* **Records provided**:
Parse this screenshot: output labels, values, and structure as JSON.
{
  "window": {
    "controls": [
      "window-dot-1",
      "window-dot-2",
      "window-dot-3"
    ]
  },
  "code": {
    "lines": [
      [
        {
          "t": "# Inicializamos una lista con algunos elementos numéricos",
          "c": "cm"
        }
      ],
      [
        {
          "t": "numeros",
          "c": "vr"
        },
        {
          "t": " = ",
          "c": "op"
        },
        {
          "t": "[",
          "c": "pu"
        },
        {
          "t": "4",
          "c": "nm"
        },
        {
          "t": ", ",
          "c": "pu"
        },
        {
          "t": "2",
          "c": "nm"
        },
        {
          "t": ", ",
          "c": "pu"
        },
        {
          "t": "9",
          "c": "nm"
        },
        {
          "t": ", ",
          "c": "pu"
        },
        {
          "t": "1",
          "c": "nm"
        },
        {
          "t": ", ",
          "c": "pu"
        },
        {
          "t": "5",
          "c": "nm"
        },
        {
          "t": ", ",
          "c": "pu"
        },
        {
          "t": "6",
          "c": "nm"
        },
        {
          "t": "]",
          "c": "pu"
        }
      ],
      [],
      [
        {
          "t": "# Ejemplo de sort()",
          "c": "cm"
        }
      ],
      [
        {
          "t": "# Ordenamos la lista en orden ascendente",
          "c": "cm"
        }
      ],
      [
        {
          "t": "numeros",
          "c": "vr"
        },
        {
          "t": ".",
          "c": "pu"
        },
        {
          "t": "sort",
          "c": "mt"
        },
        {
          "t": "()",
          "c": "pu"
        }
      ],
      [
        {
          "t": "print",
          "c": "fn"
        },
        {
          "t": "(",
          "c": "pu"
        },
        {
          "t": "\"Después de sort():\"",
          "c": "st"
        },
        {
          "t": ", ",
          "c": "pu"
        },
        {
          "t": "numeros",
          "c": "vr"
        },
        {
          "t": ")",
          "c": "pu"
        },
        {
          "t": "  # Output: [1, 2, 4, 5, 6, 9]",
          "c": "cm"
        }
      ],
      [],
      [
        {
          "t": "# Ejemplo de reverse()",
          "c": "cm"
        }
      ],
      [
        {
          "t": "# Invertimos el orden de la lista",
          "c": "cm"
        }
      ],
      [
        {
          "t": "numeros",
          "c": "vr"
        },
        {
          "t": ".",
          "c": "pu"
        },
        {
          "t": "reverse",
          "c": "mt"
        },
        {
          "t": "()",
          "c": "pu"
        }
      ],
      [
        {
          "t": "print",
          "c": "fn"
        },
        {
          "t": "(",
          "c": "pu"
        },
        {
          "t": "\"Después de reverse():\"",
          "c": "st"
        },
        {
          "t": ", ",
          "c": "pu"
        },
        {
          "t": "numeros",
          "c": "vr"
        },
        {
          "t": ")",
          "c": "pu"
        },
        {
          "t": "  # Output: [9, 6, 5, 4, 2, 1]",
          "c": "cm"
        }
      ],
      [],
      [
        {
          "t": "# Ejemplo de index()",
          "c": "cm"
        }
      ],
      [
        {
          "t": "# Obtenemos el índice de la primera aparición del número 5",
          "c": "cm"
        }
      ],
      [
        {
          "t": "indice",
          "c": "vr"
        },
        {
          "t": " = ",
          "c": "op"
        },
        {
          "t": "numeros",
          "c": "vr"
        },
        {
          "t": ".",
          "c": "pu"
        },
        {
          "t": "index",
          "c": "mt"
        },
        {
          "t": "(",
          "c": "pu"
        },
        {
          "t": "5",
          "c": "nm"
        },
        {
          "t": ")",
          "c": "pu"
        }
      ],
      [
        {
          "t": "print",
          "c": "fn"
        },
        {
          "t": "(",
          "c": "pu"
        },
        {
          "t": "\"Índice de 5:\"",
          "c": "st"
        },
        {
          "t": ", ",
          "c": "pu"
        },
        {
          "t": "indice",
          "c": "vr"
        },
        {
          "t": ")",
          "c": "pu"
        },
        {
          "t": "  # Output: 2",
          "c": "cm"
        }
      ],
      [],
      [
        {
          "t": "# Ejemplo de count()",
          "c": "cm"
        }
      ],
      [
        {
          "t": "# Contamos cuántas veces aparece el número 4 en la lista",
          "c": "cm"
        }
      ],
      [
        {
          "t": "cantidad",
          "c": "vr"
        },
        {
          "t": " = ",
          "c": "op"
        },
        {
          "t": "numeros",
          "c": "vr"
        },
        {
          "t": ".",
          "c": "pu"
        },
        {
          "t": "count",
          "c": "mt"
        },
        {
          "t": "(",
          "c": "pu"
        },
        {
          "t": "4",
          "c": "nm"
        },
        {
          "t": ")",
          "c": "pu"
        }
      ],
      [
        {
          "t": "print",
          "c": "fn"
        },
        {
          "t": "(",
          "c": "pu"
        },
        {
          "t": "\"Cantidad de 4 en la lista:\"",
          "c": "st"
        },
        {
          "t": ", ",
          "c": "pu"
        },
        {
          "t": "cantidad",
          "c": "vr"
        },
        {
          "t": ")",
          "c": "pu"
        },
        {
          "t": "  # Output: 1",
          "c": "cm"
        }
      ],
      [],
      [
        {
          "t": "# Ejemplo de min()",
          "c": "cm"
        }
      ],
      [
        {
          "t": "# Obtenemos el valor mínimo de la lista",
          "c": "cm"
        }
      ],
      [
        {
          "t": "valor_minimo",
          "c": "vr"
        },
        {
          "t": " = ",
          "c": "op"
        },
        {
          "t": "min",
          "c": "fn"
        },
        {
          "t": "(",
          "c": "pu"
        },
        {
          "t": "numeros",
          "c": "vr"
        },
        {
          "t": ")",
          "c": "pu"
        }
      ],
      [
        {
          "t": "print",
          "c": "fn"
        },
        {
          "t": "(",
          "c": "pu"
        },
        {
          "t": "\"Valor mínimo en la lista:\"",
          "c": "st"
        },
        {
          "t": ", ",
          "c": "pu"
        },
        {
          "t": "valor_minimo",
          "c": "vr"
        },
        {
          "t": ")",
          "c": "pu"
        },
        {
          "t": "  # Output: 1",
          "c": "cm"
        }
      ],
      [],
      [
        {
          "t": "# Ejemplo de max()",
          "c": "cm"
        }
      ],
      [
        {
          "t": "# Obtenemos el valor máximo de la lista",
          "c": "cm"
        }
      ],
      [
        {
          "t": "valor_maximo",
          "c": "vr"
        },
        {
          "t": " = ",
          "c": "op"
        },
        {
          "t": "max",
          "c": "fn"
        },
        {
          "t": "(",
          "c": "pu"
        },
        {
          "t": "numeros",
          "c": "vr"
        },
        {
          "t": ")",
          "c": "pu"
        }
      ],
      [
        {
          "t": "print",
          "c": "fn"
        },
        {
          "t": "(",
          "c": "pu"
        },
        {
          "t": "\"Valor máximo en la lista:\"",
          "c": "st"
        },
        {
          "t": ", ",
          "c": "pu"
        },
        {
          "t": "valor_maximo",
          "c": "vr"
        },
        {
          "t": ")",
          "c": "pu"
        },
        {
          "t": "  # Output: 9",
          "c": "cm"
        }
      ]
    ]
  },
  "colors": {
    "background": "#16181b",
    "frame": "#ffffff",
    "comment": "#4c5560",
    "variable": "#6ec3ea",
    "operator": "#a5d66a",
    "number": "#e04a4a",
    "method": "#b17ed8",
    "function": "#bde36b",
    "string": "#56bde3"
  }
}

* **Description of the task**:
From the records above, pull out every line containing the word "orden".

* **Output of the exercise**:
          "t": "# Ordenamos la lista en orden ascendente",
          "t": "# Invertimos el orden de la lista",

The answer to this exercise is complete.